* **Exercise instructions**:
Using the material below, copy every line where "enabled" appears.

* **Stored data**:
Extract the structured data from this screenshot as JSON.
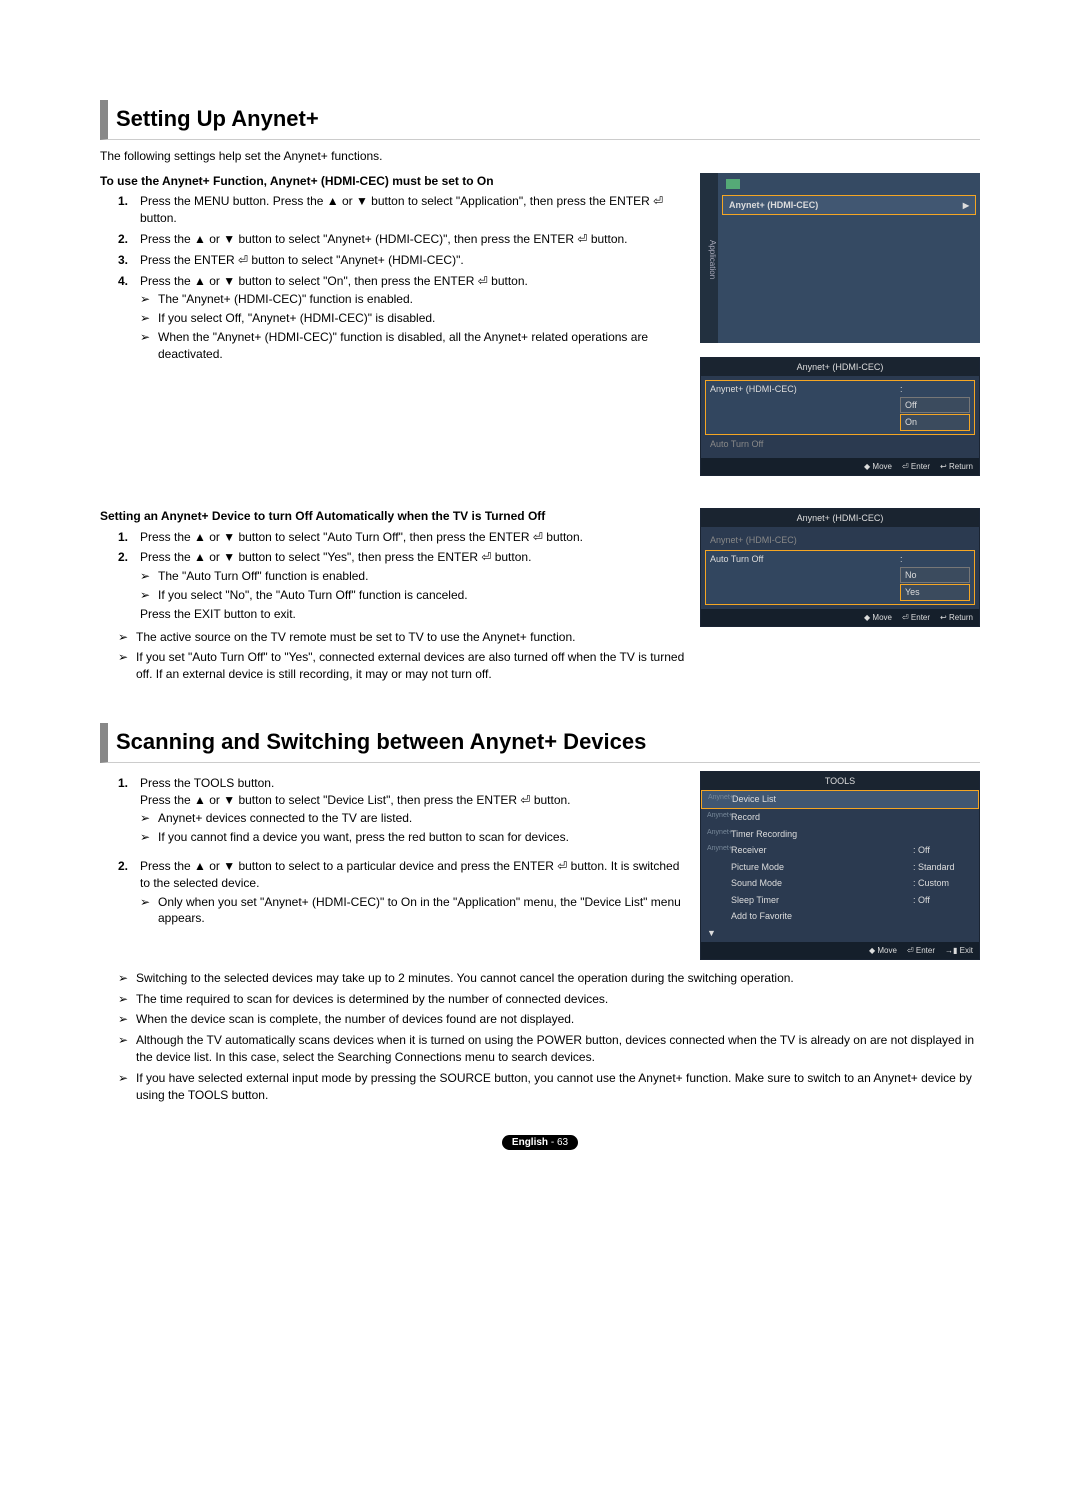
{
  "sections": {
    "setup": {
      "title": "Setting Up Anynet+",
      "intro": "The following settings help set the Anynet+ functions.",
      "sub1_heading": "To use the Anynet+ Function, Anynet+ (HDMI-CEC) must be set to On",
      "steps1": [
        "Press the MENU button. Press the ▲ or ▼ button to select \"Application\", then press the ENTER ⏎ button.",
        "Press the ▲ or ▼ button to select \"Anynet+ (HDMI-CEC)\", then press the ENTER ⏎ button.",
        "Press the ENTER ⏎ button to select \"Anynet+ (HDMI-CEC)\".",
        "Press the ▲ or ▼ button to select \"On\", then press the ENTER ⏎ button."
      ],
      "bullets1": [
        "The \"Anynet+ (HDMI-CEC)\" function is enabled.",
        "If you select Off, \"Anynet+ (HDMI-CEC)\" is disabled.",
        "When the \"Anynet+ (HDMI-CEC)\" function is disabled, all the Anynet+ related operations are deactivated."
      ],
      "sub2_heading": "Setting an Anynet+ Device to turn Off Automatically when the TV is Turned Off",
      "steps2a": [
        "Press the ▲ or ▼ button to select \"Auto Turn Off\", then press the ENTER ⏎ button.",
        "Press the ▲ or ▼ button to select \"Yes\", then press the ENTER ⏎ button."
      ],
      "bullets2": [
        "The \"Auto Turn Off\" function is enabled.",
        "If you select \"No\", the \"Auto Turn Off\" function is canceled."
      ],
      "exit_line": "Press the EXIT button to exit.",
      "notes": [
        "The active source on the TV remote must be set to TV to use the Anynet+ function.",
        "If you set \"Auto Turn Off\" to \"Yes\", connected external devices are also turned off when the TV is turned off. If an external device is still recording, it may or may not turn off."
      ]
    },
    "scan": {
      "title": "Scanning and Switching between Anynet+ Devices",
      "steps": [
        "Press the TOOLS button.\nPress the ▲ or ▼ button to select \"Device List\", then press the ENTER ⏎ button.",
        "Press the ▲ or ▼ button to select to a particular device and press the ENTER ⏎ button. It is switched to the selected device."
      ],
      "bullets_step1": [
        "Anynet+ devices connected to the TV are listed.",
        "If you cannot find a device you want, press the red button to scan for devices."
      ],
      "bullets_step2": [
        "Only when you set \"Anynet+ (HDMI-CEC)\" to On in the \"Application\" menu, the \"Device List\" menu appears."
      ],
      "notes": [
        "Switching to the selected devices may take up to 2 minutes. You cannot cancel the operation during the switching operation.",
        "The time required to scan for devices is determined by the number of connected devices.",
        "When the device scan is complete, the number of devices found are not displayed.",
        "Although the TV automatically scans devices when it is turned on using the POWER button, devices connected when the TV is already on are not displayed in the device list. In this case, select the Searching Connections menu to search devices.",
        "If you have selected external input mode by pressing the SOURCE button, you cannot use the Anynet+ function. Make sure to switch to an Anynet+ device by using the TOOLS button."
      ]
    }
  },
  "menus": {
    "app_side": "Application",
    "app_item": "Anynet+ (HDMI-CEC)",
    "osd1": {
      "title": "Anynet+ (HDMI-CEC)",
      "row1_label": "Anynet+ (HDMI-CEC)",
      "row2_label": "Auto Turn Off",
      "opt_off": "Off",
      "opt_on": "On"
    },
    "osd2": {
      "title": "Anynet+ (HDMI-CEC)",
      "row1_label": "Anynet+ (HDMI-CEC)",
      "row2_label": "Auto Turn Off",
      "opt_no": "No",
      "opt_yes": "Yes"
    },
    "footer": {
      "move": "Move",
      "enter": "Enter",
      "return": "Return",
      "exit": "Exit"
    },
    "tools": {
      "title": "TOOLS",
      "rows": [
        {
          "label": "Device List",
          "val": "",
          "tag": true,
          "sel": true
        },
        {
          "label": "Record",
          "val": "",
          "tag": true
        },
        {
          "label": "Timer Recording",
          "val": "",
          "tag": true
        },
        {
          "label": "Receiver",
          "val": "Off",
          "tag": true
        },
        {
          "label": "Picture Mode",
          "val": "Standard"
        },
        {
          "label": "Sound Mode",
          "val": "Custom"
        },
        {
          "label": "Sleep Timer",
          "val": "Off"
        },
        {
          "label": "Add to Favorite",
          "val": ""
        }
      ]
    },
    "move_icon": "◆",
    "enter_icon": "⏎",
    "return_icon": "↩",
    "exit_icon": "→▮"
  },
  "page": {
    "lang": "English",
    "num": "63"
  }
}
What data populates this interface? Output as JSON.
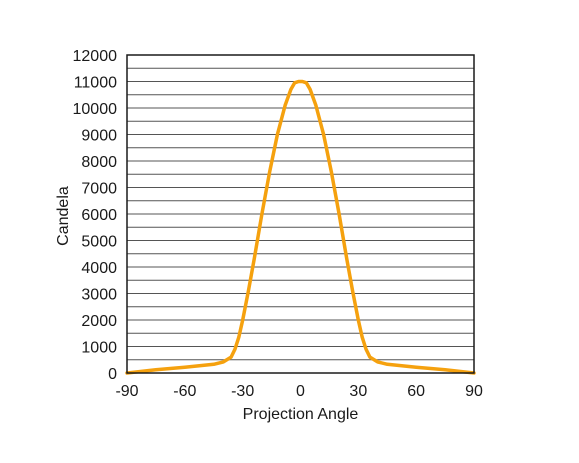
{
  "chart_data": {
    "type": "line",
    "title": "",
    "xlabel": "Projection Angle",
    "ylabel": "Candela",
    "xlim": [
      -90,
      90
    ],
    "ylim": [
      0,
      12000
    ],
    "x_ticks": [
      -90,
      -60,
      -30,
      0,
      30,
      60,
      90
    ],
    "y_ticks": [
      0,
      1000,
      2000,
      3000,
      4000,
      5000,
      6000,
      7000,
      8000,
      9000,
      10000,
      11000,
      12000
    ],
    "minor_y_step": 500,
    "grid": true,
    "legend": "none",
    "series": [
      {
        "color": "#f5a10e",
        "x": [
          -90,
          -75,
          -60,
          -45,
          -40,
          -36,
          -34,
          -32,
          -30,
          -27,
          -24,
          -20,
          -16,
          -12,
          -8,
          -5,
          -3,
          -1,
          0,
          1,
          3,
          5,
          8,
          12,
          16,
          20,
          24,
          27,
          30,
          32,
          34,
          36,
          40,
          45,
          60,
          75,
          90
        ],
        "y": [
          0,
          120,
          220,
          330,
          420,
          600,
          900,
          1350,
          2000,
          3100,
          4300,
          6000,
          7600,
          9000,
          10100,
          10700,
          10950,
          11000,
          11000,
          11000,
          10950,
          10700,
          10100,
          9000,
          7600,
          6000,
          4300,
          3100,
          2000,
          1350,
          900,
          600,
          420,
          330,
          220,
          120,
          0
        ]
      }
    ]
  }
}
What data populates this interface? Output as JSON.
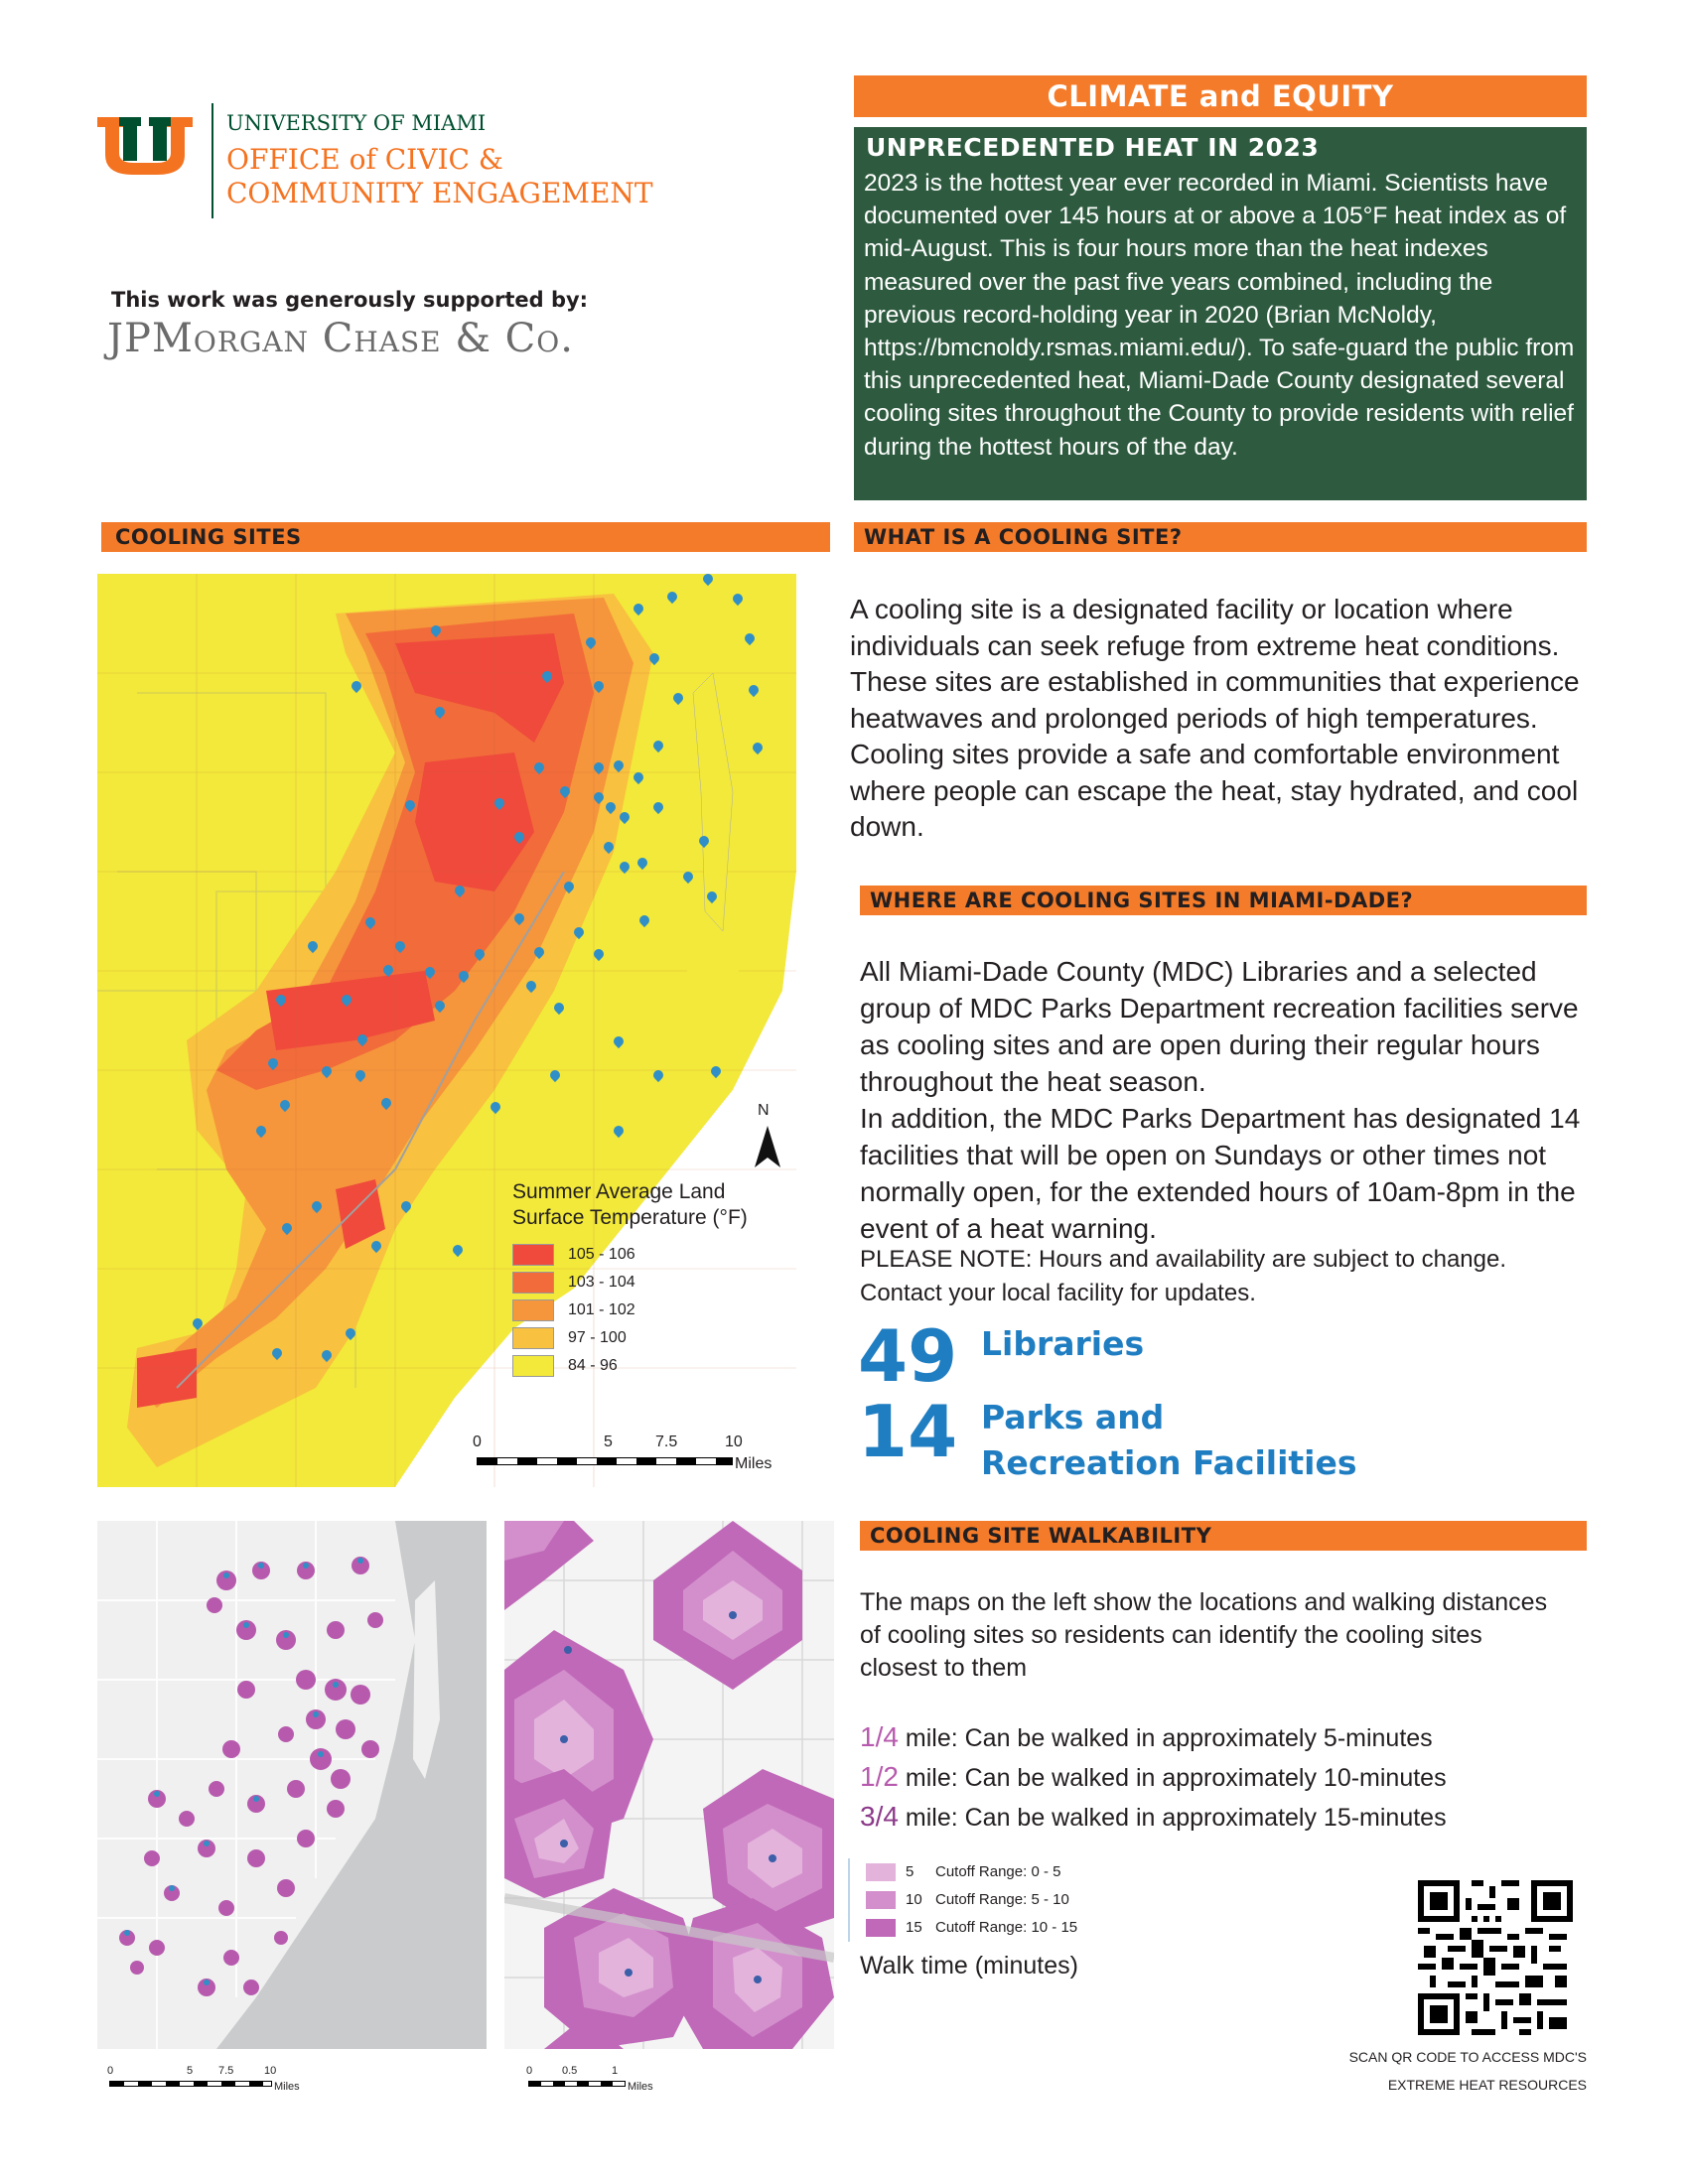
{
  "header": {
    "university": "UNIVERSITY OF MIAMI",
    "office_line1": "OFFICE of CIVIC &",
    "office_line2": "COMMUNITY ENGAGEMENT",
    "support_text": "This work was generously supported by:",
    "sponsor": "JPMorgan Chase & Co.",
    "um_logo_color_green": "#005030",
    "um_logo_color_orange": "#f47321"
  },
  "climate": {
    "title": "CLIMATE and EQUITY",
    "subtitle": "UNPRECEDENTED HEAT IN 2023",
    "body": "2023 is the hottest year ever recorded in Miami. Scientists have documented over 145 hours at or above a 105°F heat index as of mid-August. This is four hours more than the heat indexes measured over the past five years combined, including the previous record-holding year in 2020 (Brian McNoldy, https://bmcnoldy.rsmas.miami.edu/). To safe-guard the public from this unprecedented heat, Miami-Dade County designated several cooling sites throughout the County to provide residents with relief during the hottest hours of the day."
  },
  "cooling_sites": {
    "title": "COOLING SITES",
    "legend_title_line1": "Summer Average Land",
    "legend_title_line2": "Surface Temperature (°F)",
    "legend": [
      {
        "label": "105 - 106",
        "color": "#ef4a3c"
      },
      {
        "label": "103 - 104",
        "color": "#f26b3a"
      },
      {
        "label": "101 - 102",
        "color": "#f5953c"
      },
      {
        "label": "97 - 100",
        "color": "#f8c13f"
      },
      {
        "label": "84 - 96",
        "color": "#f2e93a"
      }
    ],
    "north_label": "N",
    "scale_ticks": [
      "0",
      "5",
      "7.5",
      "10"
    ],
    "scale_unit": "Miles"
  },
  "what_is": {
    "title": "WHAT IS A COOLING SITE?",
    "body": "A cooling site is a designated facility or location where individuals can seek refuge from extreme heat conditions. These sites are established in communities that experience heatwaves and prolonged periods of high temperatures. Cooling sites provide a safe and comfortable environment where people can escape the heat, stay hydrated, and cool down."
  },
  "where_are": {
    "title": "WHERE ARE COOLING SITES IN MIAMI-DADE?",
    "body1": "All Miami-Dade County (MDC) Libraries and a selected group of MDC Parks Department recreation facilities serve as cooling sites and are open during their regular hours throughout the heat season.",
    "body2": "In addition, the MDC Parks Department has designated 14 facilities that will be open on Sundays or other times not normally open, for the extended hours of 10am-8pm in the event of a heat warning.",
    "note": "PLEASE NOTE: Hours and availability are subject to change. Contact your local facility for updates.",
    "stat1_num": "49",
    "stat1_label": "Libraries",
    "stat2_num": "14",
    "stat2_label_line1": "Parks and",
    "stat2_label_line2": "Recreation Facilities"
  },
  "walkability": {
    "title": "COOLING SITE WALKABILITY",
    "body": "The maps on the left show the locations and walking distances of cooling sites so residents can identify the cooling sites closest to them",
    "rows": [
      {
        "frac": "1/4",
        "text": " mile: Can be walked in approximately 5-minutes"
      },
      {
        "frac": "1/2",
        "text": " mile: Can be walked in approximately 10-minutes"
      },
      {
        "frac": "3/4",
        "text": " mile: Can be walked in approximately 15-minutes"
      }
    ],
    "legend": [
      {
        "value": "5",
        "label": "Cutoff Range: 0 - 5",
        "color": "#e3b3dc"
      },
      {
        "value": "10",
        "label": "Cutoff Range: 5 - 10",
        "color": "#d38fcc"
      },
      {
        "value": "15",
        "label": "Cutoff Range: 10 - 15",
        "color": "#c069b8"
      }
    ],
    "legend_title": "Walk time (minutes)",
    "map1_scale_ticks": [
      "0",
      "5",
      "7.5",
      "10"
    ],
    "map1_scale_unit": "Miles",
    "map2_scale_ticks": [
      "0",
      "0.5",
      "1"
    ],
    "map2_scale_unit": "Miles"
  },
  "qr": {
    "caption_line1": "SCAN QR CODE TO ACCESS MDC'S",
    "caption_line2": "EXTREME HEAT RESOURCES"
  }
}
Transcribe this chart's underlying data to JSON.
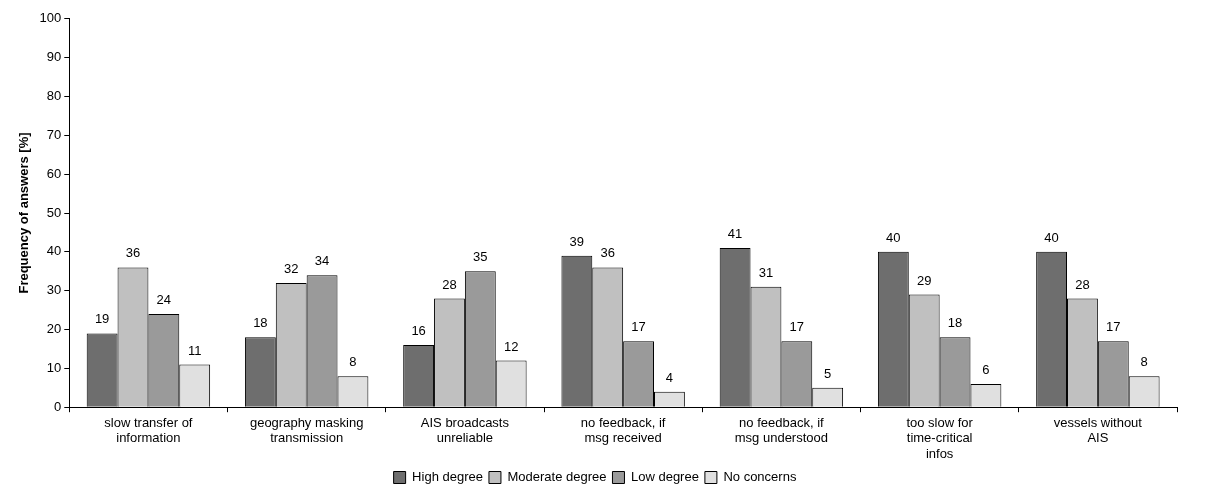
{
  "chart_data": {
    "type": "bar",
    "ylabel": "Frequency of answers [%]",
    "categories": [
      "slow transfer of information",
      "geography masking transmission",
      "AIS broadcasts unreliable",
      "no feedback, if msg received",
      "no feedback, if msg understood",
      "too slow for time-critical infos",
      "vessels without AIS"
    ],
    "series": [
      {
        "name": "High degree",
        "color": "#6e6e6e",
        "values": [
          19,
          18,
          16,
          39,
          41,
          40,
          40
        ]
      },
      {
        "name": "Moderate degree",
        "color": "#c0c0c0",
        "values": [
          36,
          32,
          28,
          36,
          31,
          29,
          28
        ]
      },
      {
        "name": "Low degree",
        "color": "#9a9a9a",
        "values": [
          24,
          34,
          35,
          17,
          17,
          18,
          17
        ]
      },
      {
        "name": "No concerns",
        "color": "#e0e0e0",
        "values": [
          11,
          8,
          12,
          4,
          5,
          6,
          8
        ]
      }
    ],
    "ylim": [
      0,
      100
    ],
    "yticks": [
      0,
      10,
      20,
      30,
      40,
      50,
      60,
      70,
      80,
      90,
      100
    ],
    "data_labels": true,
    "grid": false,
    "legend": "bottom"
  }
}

* **Task answer**:
        "The \"Anynet+ (HDMI-CEC)\" function is enabled.",
        "The \"Auto Turn Off\" function is enabled.",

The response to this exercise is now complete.